§ WRITTEN REQUEST: Examine each line of the data. Copy those that contain the string "label".

-- start SOURCE MATERIAL --

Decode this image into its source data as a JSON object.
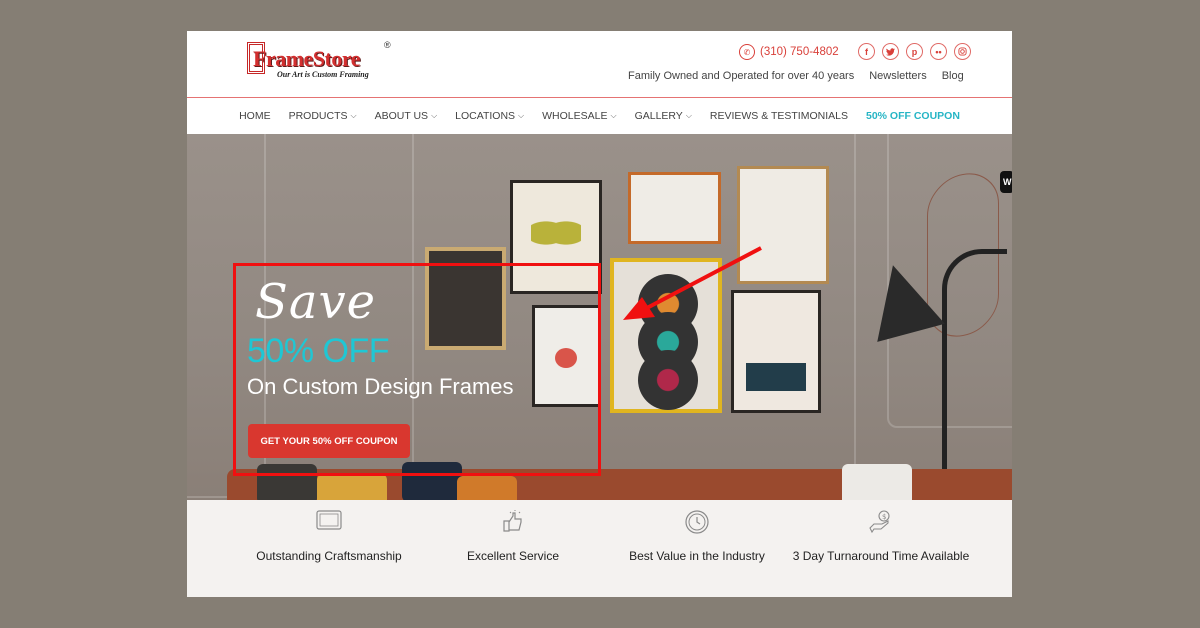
{
  "header": {
    "logo_text": "FrameStore",
    "logo_reg": "®",
    "logo_tagline": "Our Art is Custom Framing",
    "phone": "(310) 750-4802",
    "phone_icon": "phone-icon",
    "socials": [
      {
        "name": "facebook",
        "glyph": "f"
      },
      {
        "name": "twitter",
        "glyph": "t"
      },
      {
        "name": "pinterest",
        "glyph": "p"
      },
      {
        "name": "flickr",
        "glyph": "••"
      },
      {
        "name": "instagram",
        "glyph": "◎"
      }
    ],
    "subnav": [
      "Family Owned and Operated for over 40 years",
      "Newsletters",
      "Blog"
    ]
  },
  "nav": {
    "items": [
      {
        "label": "HOME",
        "dropdown": false
      },
      {
        "label": "PRODUCTS",
        "dropdown": true
      },
      {
        "label": "ABOUT US",
        "dropdown": true
      },
      {
        "label": "LOCATIONS",
        "dropdown": true
      },
      {
        "label": "WHOLESALE",
        "dropdown": true
      },
      {
        "label": "GALLERY",
        "dropdown": true
      },
      {
        "label": "REVIEWS & TESTIMONIALS",
        "dropdown": false
      },
      {
        "label": "50% OFF COUPON",
        "dropdown": false,
        "highlight": true
      }
    ],
    "chevron": "⌄"
  },
  "hero": {
    "save": "Save",
    "discount": "50% OFF",
    "subtitle": "On Custom Design Frames",
    "cta": "GET YOUR 50% OFF COUPON",
    "side_tab": "W"
  },
  "features": [
    {
      "icon": "frame-icon",
      "label": "Outstanding Craftsmanship"
    },
    {
      "icon": "thumbs-up-icon",
      "label": "Excellent Service"
    },
    {
      "icon": "clock-icon",
      "label": "Best Value in the Industry"
    },
    {
      "icon": "money-hand-icon",
      "label": "3 Day Turnaround Time Available"
    }
  ],
  "colors": {
    "brand_red": "#d9372f",
    "accent_cyan": "#1fc7d4",
    "annotation_red": "#f01010"
  }
}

-- end SOURCE MATERIAL --

§ RESPONSE TO THIS TASK:
        "label": "HOME",
        "label": "PRODUCTS",
        "label": "ABOUT US",
        "label": "LOCATIONS",
        "label": "WHOLESALE",
        "label": "GALLERY",
        "label": "REVIEWS & TESTIMONIALS",
        "label": "50% OFF COUPON",
      "label": "Outstanding Craftsmanship"
      "label": "Excellent Service"
      "label": "Best Value in the Industry"
      "label": "3 Day Turnaround Time Available"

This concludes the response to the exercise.